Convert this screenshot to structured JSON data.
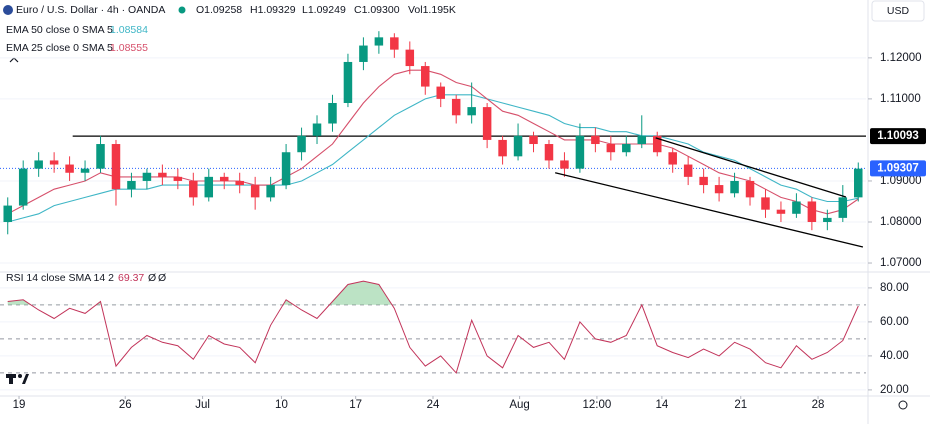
{
  "chart_data": [
    {
      "type": "candlestick",
      "title": "Euro / U.S. Dollar · 4h · OANDA",
      "quote": [
        "O1.09258",
        "H1.09329",
        "L1.09249",
        "C1.09300",
        "Vol1.195K"
      ],
      "currency": "USD",
      "up_color": "#089981",
      "down_color": "#f23645",
      "open": [
        1.08,
        1.084,
        1.093,
        1.095,
        1.094,
        1.092,
        1.093,
        1.099,
        1.088,
        1.09,
        1.092,
        1.091,
        1.09,
        1.086,
        1.091,
        1.09,
        1.089,
        1.086,
        1.089,
        1.097,
        1.101,
        1.104,
        1.109,
        1.119,
        1.123,
        1.125,
        1.122,
        1.118,
        1.113,
        1.11,
        1.106,
        1.108,
        1.1,
        1.096,
        1.101,
        1.099,
        1.095,
        1.093,
        1.101,
        1.099,
        1.097,
        1.099,
        1.101,
        1.097,
        1.094,
        1.091,
        1.089,
        1.087,
        1.09,
        1.086,
        1.083,
        1.082,
        1.085,
        1.08,
        1.081,
        1.086
      ],
      "high": [
        1.086,
        1.095,
        1.097,
        1.097,
        1.096,
        1.095,
        1.101,
        1.1,
        1.092,
        1.093,
        1.094,
        1.093,
        1.092,
        1.093,
        1.092,
        1.092,
        1.091,
        1.091,
        1.099,
        1.103,
        1.106,
        1.111,
        1.121,
        1.125,
        1.1265,
        1.126,
        1.124,
        1.119,
        1.114,
        1.111,
        1.114,
        1.109,
        1.101,
        1.104,
        1.102,
        1.1,
        1.097,
        1.104,
        1.103,
        1.101,
        1.101,
        1.106,
        1.102,
        1.098,
        1.096,
        1.093,
        1.091,
        1.092,
        1.091,
        1.088,
        1.085,
        1.087,
        1.086,
        1.083,
        1.089,
        1.0945
      ],
      "low": [
        1.077,
        1.083,
        1.091,
        1.092,
        1.09,
        1.09,
        1.092,
        1.084,
        1.086,
        1.088,
        1.089,
        1.088,
        1.084,
        1.085,
        1.088,
        1.087,
        1.083,
        1.085,
        1.088,
        1.095,
        1.099,
        1.102,
        1.108,
        1.117,
        1.121,
        1.12,
        1.116,
        1.111,
        1.108,
        1.104,
        1.104,
        1.098,
        1.094,
        1.095,
        1.097,
        1.093,
        1.091,
        1.092,
        1.097,
        1.095,
        1.096,
        1.098,
        1.096,
        1.092,
        1.089,
        1.087,
        1.085,
        1.086,
        1.084,
        1.081,
        1.08,
        1.081,
        1.078,
        1.078,
        1.08,
        1.085
      ],
      "close": [
        1.084,
        1.093,
        1.095,
        1.094,
        1.092,
        1.093,
        1.099,
        1.088,
        1.09,
        1.092,
        1.091,
        1.09,
        1.086,
        1.091,
        1.09,
        1.089,
        1.086,
        1.089,
        1.097,
        1.101,
        1.104,
        1.109,
        1.119,
        1.123,
        1.125,
        1.122,
        1.118,
        1.113,
        1.11,
        1.106,
        1.108,
        1.1,
        1.096,
        1.101,
        1.099,
        1.095,
        1.093,
        1.101,
        1.099,
        1.097,
        1.099,
        1.101,
        1.097,
        1.094,
        1.091,
        1.089,
        1.087,
        1.09,
        1.086,
        1.083,
        1.082,
        1.085,
        1.08,
        1.081,
        1.086,
        1.093
      ],
      "series": [
        {
          "name": "EMA 50 close 0 SMA 5",
          "last": "1.08584",
          "color": "#3fb6c6",
          "values": [
            1.08,
            1.081,
            1.082,
            1.084,
            1.085,
            1.086,
            1.087,
            1.088,
            1.088,
            1.088,
            1.089,
            1.089,
            1.089,
            1.089,
            1.089,
            1.089,
            1.089,
            1.089,
            1.089,
            1.09,
            1.092,
            1.094,
            1.097,
            1.1,
            1.103,
            1.106,
            1.108,
            1.11,
            1.111,
            1.111,
            1.111,
            1.11,
            1.109,
            1.108,
            1.107,
            1.106,
            1.104,
            1.103,
            1.103,
            1.102,
            1.102,
            1.101,
            1.101,
            1.1,
            1.099,
            1.097,
            1.096,
            1.095,
            1.093,
            1.091,
            1.089,
            1.088,
            1.086,
            1.085,
            1.085,
            1.0858
          ]
        },
        {
          "name": "EMA 25 close 0 SMA 5",
          "last": "1.08555",
          "color": "#d6506b",
          "values": [
            1.082,
            1.084,
            1.086,
            1.088,
            1.089,
            1.09,
            1.092,
            1.091,
            1.091,
            1.091,
            1.091,
            1.091,
            1.09,
            1.09,
            1.09,
            1.09,
            1.089,
            1.089,
            1.091,
            1.093,
            1.096,
            1.099,
            1.104,
            1.109,
            1.113,
            1.116,
            1.117,
            1.117,
            1.116,
            1.114,
            1.113,
            1.11,
            1.107,
            1.106,
            1.104,
            1.102,
            1.1,
            1.1,
            1.1,
            1.099,
            1.099,
            1.099,
            1.099,
            1.098,
            1.096,
            1.094,
            1.092,
            1.091,
            1.09,
            1.088,
            1.086,
            1.085,
            1.083,
            1.082,
            1.083,
            1.0856
          ]
        }
      ],
      "xlim": [
        -0.5,
        55.5
      ],
      "xticks": [
        {
          "value": 0.73,
          "label": "19"
        },
        {
          "value": 7.6,
          "label": "26"
        },
        {
          "value": 12.6,
          "label": "Jul"
        },
        {
          "value": 17.7,
          "label": "10"
        },
        {
          "value": 22.5,
          "label": "17"
        },
        {
          "value": 27.5,
          "label": "24"
        },
        {
          "value": 33.1,
          "label": "Aug"
        },
        {
          "value": 38.1,
          "label": "12:00"
        },
        {
          "value": 42.3,
          "label": "14"
        },
        {
          "value": 47.4,
          "label": "21"
        },
        {
          "value": 52.4,
          "label": "28"
        }
      ],
      "ylim": [
        1.0683,
        1.1341
      ],
      "yticks": [
        {
          "value": 1.12,
          "label": "1.12000"
        },
        {
          "value": 1.11,
          "label": "1.11000"
        },
        {
          "value": 1.09,
          "label": "1.09000"
        },
        {
          "value": 1.08,
          "label": "1.08000"
        },
        {
          "value": 1.07,
          "label": "1.07000"
        }
      ],
      "hlines": [
        {
          "value": 1.10093,
          "label": "1.10093",
          "color": "#000000",
          "style": "solid",
          "x_start": 4.2
        },
        {
          "value": 1.09307,
          "label": "1.09307",
          "color": "#2962ff",
          "style": "dotted",
          "x_start": -0.5
        }
      ],
      "trendlines": [
        {
          "x": [
            41.9,
            54.2
          ],
          "y": [
            1.1005,
            1.0861
          ],
          "color": "#000000"
        },
        {
          "x": [
            35.4,
            55.3
          ],
          "y": [
            1.092,
            1.0739
          ],
          "color": "#000000"
        }
      ]
    },
    {
      "type": "line",
      "title": "RSI 14 close SMA 14 2",
      "legend_texts": [
        "69.37",
        "Ø",
        "Ø"
      ],
      "color": "#c2345a",
      "overbought_fill": "#8fd19e",
      "values": [
        72,
        73,
        67,
        62,
        68,
        65,
        72,
        34,
        45,
        52,
        48,
        46,
        38,
        52,
        47,
        45,
        36,
        58,
        73,
        67,
        62,
        72,
        82,
        84,
        82,
        68,
        45,
        34,
        40,
        30,
        61,
        40,
        33,
        52,
        45,
        48,
        38,
        60,
        50,
        48,
        52,
        70,
        46,
        42,
        39,
        44,
        40,
        48,
        44,
        36,
        33,
        46,
        38,
        42,
        49,
        69.37
      ],
      "xlim": [
        -0.5,
        55.5
      ],
      "ylim": [
        17,
        87
      ],
      "yticks": [
        {
          "value": 80,
          "label": "80.00"
        },
        {
          "value": 60,
          "label": "60.00"
        },
        {
          "value": 40,
          "label": "40.00"
        },
        {
          "value": 20,
          "label": "20.00"
        }
      ],
      "levels": [
        70,
        50,
        30
      ]
    }
  ]
}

☆ ☆ ☆

▸ **Short problem**
In the entries above, find every line holding the word "close" and copy it out.

▸ **Solution below**
      "close": [
          "name": "EMA 50 close 0 SMA 5",
          "name": "EMA 25 close 0 SMA 5",
      "title": "RSI 14 close SMA 14 2",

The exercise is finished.